*Task requirements*.
**a.** Which publication numbers does the axial flow fan patent page below list under "Also published as"?
**b.** According to the axial flow fan patent page below, why might the related-art axial flow blower become noisier? Answer in one to three sentences.

*Excerpt*.
======
EP3085966B1

EP3085966B1 - Axial flow fan

Info

Publication number: EP3085966B1
Application number: EP13899760.6A
Authority: EP
Inventors: Yasuaki Kato; Takahide Tadokoro; Atsushi Kono
Original assignee: Mitsubishi Electric Corp
Current assignee: Mitsubishi Electric Corp
Priority date: 2013-12-20
Filing date: 2013-12-20
Publication date: 2020-05-20
Anticipated expiration: 2033-12-20
Also published as: JPWO2015092924A1; WO2015092924A1; EP3085966A4; EP3085966A1

Description

Technical Field

The present invention relates to an axial flow blower.

Background Art

As an axial flow blower achieving reduction in noise through improvement of a blade structure, an axial flow blower disclosed in Patent Literature 1 is exemplified. In the axial flow blower, a radial center portion of a trailing edge of each blade is formed into a protruding shape curved so as to swell to a suction side, thereby equalizing a blowing-out velocity of the air in a radial direction of the blade.

Citation List

Patent Literature

[PTL 1] JP 4501575 B2 (mainly FIG. 3 and FIG. 8) JP2006037800A provides a blower capable of reducing noise and improving efficiency by improving a blade structure. JP2002257088A provides an axial flow fan capable of reducing blade area without complicating a shape of a blade trailing edge part, improving a forming property and reducing cost, and saving energy by maintaining a load on a driving motor low when rotation speed is increased to increase the quantity of air flow. JP2011179330A discloses an impeller includes a hub provided in a rotation center and a plurality of blades provided around the hub. The radial cross-sectional shape of each blade is formed into a recessed curve on the peripheral side with respect to a suction side, and formed into a projecting curve on a hub side with respect to the suction side. The projecting curve on the hub side is formed into a substantially arcuate shape, and the value of the curvature radius of the projecting curve formed into the substantially arcuate shape is reduced from the leading edge side of each blade toward the trailing edge side thereof.

Summary of Invention

Technical Problem

However, in the above-mentioned related-art axial flow blower, when the air is abruptly moved in the radial direction, turbulence of an air stream is generated, which may lead to increase in noise.
The present invention has been made in view of the above, and has an obj ect to provide an axial flow blower capable of preventing increase in noise.
======
*Data provided*.
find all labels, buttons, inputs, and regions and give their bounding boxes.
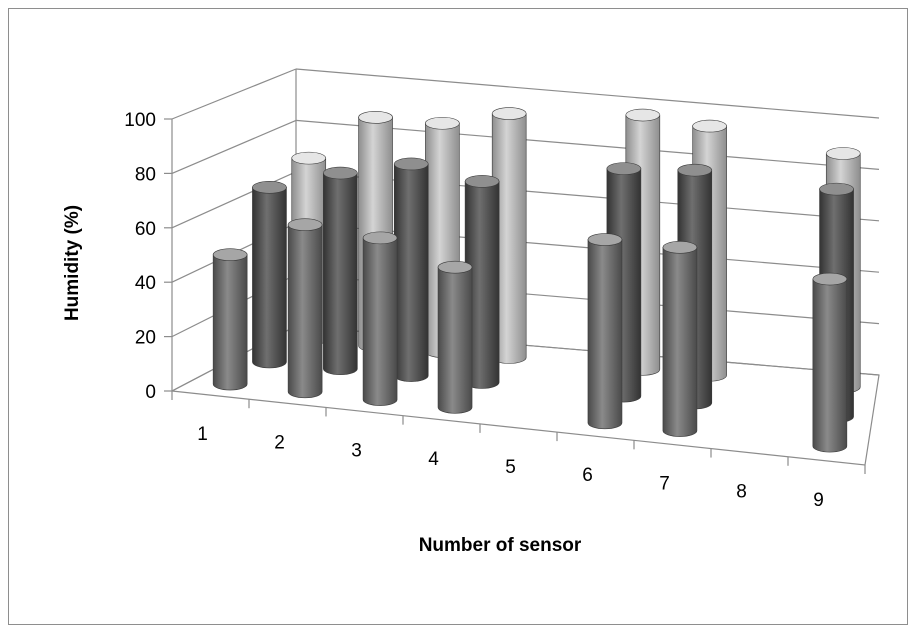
======
*List of solutions*.
**a.** JPWO2015092924A1, WO2015092924A1, EP3085966A4, EP3085966A1

**b.** When the air is abruptly moved in the radial direction, turbulence is generated in the air stream. That turbulence may increase noise.